Below is some material; set it all down exactly, apart from the pictures.
<<<<
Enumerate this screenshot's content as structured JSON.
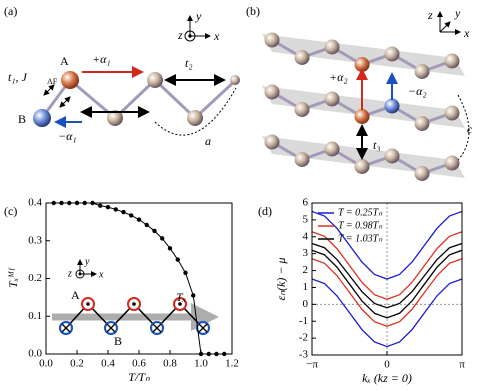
{
  "panels": {
    "a": {
      "label": "(a)",
      "axis_z": "z",
      "axis_y": "y",
      "axis_x": "x",
      "site_a": "A",
      "site_b": "B",
      "alpha_plus": "+α₁",
      "alpha_minus": "−α₁",
      "t2": "t₂",
      "t1_j": "t₁, J",
      "t1_j_sub": "AF",
      "lattice": "a"
    },
    "b": {
      "label": "(b)",
      "axis_z": "z",
      "axis_y": "y",
      "axis_x": "x",
      "alpha_plus": "+α₂",
      "alpha_minus": "−α₂",
      "t3": "t₃",
      "spacing": "c"
    },
    "c": {
      "label": "(c)",
      "axis_z": "z",
      "axis_y": "y",
      "axis_x": "x",
      "site_a": "A",
      "site_b": "B",
      "order": "Tₓ"
    },
    "d": {
      "label": "(d)"
    }
  },
  "chart_data": [
    {
      "type": "line",
      "x_label": "T/Tₙ",
      "y_label": "Tₓᴹᶠ",
      "color": "#000000",
      "markers": true,
      "x": [
        0.05,
        0.1,
        0.15,
        0.2,
        0.25,
        0.3,
        0.35,
        0.4,
        0.45,
        0.5,
        0.55,
        0.6,
        0.65,
        0.7,
        0.75,
        0.8,
        0.85,
        0.9,
        0.95,
        1.0,
        1.05,
        1.1,
        1.15
      ],
      "values": [
        0.4,
        0.4,
        0.4,
        0.4,
        0.4,
        0.4,
        0.393,
        0.389,
        0.383,
        0.376,
        0.367,
        0.356,
        0.342,
        0.326,
        0.306,
        0.28,
        0.25,
        0.215,
        0.155,
        0,
        0,
        0,
        0
      ],
      "xlim": [
        0,
        1.2
      ],
      "ylim": [
        0,
        0.4
      ],
      "xticks": [
        {
          "value": 0,
          "label": "0.0"
        },
        0.2,
        0.4,
        0.6,
        0.8,
        {
          "value": 1,
          "label": "1.0"
        },
        1.2
      ],
      "yticks": [
        {
          "value": 0,
          "label": "0.0"
        },
        0.1,
        0.2,
        0.3,
        0.4
      ]
    },
    {
      "type": "line",
      "x_label": "kₓ (kz = 0)",
      "y_label": "εₙ(k) − μ",
      "legend": "top-left",
      "x": [
        -3.14159,
        -2.61799,
        -2.0944,
        -1.5708,
        -1.0472,
        -0.5236,
        0,
        0.5236,
        1.0472,
        1.5708,
        2.0944,
        2.61799,
        3.14159
      ],
      "series": [
        {
          "name": "T = 0.25Tₙ",
          "color": "#1a1ad6",
          "bands": [
            [
              5.5,
              5.23,
              4.5,
              3.5,
              2.5,
              1.77,
              1.5,
              1.77,
              2.5,
              3.5,
              4.5,
              5.23,
              5.5
            ],
            [
              1.5,
              1.23,
              0.5,
              -0.5,
              -1.5,
              -2.23,
              -2.5,
              -2.23,
              -1.5,
              -0.5,
              0.5,
              1.23,
              1.5
            ]
          ]
        },
        {
          "name": "T = 0.98Tₙ",
          "color": "#e0301e",
          "bands": [
            [
              4.3,
              4.03,
              3.3,
              2.3,
              1.3,
              0.57,
              0.3,
              0.57,
              1.3,
              2.3,
              3.3,
              4.03,
              4.3
            ],
            [
              2.7,
              2.43,
              1.7,
              0.7,
              -0.3,
              -1.03,
              -1.3,
              -1.03,
              -0.3,
              0.7,
              1.7,
              2.43,
              2.7
            ]
          ]
        },
        {
          "name": "T = 1.03Tₙ",
          "color": "#000000",
          "bands": [
            [
              3.6,
              3.35,
              2.65,
              1.7,
              0.75,
              0.05,
              -0.2,
              0.05,
              0.75,
              1.7,
              2.65,
              3.35,
              3.6
            ],
            [
              3.2,
              2.93,
              2.2,
              1.2,
              0.2,
              -0.53,
              -0.8,
              -0.53,
              0.2,
              1.2,
              2.2,
              2.93,
              3.2
            ]
          ]
        }
      ],
      "xlim": [
        -3.14159,
        3.14159
      ],
      "ylim": [
        -3,
        6
      ],
      "xticks": [
        {
          "value": -3.14159,
          "label": "−π"
        },
        0,
        {
          "value": 3.14159,
          "label": "π"
        }
      ],
      "yticks": [
        -3,
        -2,
        -1,
        0,
        1,
        2,
        3,
        4,
        5,
        6
      ]
    }
  ]
}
>>>>
### Result below
Enumerate this screenshot's content as structured JSON.
{
  "panels": {
    "a": {
      "label": "(a)",
      "axis_z": "z",
      "axis_y": "y",
      "axis_x": "x",
      "site_a": "A",
      "site_b": "B",
      "alpha_plus": "+α₁",
      "alpha_minus": "−α₁",
      "t2": "t₂",
      "t1_j": "t₁, J",
      "t1_j_sub": "AF",
      "lattice": "a"
    },
    "b": {
      "label": "(b)",
      "axis_z": "z",
      "axis_y": "y",
      "axis_x": "x",
      "alpha_plus": "+α₂",
      "alpha_minus": "−α₂",
      "t3": "t₃",
      "spacing": "c"
    },
    "c": {
      "label": "(c)",
      "axis_z": "z",
      "axis_y": "y",
      "axis_x": "x",
      "site_a": "A",
      "site_b": "B",
      "order": "Tₓ"
    },
    "d": {
      "label": "(d)"
    }
  },
  "chart_data": [
    {
      "type": "line",
      "x_label": "T/Tₙ",
      "y_label": "Tₓᴹᶠ",
      "color": "#000000",
      "markers": true,
      "x": [
        0.05,
        0.1,
        0.15,
        0.2,
        0.25,
        0.3,
        0.35,
        0.4,
        0.45,
        0.5,
        0.55,
        0.6,
        0.65,
        0.7,
        0.75,
        0.8,
        0.85,
        0.9,
        0.95,
        1.0,
        1.05,
        1.1,
        1.15
      ],
      "values": [
        0.4,
        0.4,
        0.4,
        0.4,
        0.4,
        0.4,
        0.393,
        0.389,
        0.383,
        0.376,
        0.367,
        0.356,
        0.342,
        0.326,
        0.306,
        0.28,
        0.25,
        0.215,
        0.155,
        0,
        0,
        0,
        0
      ],
      "xlim": [
        0,
        1.2
      ],
      "ylim": [
        0,
        0.4
      ],
      "xticks": [
        {
          "value": 0,
          "label": "0.0"
        },
        0.2,
        0.4,
        0.6,
        0.8,
        {
          "value": 1,
          "label": "1.0"
        },
        1.2
      ],
      "yticks": [
        {
          "value": 0,
          "label": "0.0"
        },
        0.1,
        0.2,
        0.3,
        0.4
      ]
    },
    {
      "type": "line",
      "x_label": "kₓ (kz = 0)",
      "y_label": "εₙ(k) − μ",
      "legend": "top-left",
      "x": [
        -3.14159,
        -2.61799,
        -2.0944,
        -1.5708,
        -1.0472,
        -0.5236,
        0,
        0.5236,
        1.0472,
        1.5708,
        2.0944,
        2.61799,
        3.14159
      ],
      "series": [
        {
          "name": "T = 0.25Tₙ",
          "color": "#1a1ad6",
          "bands": [
            [
              5.5,
              5.23,
              4.5,
              3.5,
              2.5,
              1.77,
              1.5,
              1.77,
              2.5,
              3.5,
              4.5,
              5.23,
              5.5
            ],
            [
              1.5,
              1.23,
              0.5,
              -0.5,
              -1.5,
              -2.23,
              -2.5,
              -2.23,
              -1.5,
              -0.5,
              0.5,
              1.23,
              1.5
            ]
          ]
        },
        {
          "name": "T = 0.98Tₙ",
          "color": "#e0301e",
          "bands": [
            [
              4.3,
              4.03,
              3.3,
              2.3,
              1.3,
              0.57,
              0.3,
              0.57,
              1.3,
              2.3,
              3.3,
              4.03,
              4.3
            ],
            [
              2.7,
              2.43,
              1.7,
              0.7,
              -0.3,
              -1.03,
              -1.3,
              -1.03,
              -0.3,
              0.7,
              1.7,
              2.43,
              2.7
            ]
          ]
        },
        {
          "name": "T = 1.03Tₙ",
          "color": "#000000",
          "bands": [
            [
              3.6,
              3.35,
              2.65,
              1.7,
              0.75,
              0.05,
              -0.2,
              0.05,
              0.75,
              1.7,
              2.65,
              3.35,
              3.6
            ],
            [
              3.2,
              2.93,
              2.2,
              1.2,
              0.2,
              -0.53,
              -0.8,
              -0.53,
              0.2,
              1.2,
              2.2,
              2.93,
              3.2
            ]
          ]
        }
      ],
      "xlim": [
        -3.14159,
        3.14159
      ],
      "ylim": [
        -3,
        6
      ],
      "xticks": [
        {
          "value": -3.14159,
          "label": "−π"
        },
        0,
        {
          "value": 3.14159,
          "label": "π"
        }
      ],
      "yticks": [
        -3,
        -2,
        -1,
        0,
        1,
        2,
        3,
        4,
        5,
        6
      ]
    }
  ]
}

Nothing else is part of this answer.